Given task:
State how many lines of the listing contain the string "down". Give only the number.

────────

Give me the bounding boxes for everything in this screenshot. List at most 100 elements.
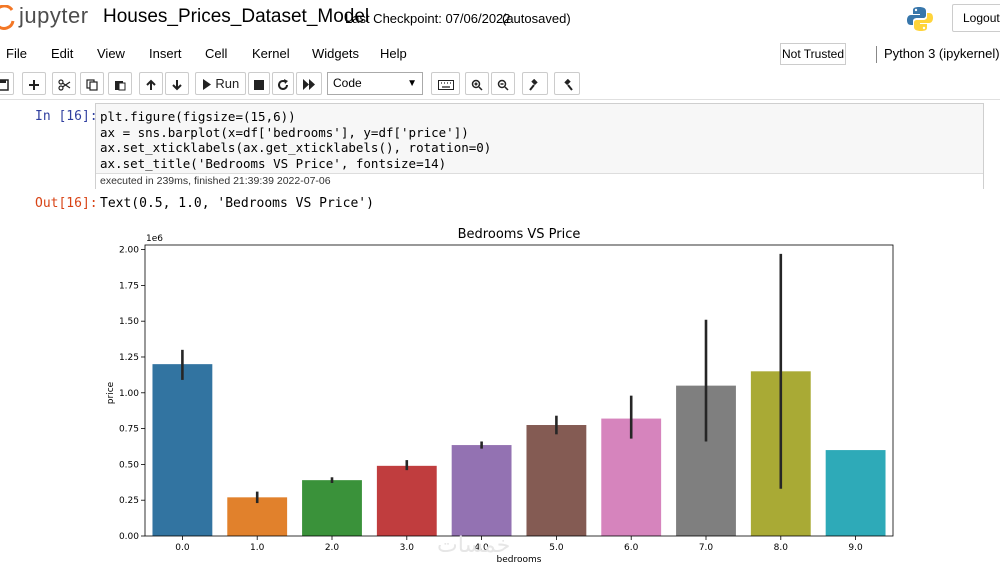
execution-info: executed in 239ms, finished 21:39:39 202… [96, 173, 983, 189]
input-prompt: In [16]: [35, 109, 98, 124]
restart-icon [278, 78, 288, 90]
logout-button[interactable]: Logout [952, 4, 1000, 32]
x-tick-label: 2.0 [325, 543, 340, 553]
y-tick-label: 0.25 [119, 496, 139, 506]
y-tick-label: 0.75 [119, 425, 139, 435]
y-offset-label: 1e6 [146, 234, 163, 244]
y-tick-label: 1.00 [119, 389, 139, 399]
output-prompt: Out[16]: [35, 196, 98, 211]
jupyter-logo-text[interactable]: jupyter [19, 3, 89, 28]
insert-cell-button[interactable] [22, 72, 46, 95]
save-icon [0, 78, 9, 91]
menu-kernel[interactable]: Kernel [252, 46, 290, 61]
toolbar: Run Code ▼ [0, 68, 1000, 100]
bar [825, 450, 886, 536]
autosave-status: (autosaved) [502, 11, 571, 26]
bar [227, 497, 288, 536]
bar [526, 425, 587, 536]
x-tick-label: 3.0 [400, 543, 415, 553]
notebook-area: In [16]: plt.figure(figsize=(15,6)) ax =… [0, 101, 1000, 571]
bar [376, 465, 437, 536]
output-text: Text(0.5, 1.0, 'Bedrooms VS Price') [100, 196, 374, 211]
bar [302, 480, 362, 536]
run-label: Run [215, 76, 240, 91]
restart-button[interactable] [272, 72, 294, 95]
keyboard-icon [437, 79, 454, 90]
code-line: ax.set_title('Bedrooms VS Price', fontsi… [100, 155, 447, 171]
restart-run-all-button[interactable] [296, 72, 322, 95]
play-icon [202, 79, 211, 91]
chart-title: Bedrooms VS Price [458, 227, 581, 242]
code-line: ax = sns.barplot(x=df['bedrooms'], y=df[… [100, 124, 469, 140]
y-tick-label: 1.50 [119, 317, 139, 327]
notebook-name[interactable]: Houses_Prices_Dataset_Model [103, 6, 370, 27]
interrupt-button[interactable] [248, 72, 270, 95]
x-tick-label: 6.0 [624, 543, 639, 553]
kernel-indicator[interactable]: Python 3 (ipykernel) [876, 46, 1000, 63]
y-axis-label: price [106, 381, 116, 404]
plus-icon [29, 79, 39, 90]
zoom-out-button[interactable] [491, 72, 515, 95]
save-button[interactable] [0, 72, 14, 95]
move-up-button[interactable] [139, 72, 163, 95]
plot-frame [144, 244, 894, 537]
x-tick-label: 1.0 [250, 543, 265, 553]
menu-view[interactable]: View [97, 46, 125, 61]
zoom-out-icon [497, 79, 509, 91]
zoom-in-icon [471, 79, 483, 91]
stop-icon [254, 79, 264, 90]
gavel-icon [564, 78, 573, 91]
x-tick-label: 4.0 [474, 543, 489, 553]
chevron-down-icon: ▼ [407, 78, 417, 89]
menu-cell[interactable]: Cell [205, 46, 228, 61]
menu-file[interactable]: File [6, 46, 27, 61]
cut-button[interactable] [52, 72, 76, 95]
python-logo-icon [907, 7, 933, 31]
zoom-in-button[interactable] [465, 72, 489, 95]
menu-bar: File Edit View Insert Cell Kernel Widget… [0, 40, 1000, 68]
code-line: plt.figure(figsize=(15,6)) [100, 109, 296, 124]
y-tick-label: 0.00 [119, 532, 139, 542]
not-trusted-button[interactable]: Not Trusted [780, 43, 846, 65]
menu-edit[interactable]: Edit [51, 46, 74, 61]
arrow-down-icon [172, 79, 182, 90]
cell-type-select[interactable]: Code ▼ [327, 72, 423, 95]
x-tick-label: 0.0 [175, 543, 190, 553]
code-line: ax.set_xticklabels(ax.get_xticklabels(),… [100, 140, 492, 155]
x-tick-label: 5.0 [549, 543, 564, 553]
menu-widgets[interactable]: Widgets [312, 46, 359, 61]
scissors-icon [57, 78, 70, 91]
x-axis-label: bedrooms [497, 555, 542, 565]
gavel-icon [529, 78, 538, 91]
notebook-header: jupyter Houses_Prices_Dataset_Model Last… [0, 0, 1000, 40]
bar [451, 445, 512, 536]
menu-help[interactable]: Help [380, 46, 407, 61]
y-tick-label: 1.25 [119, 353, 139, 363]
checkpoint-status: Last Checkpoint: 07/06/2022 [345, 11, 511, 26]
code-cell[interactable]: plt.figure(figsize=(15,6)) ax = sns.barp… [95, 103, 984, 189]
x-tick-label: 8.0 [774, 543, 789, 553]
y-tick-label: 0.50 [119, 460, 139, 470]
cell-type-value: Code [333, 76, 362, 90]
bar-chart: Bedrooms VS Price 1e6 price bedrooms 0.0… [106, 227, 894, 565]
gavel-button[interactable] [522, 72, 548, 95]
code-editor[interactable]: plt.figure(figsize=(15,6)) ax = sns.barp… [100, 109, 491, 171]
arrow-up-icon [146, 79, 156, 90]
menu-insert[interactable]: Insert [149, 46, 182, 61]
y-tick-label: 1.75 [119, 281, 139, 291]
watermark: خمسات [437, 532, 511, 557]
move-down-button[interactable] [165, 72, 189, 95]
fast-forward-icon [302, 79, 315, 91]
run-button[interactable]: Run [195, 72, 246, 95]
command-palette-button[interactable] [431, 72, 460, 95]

────────

Task output:
3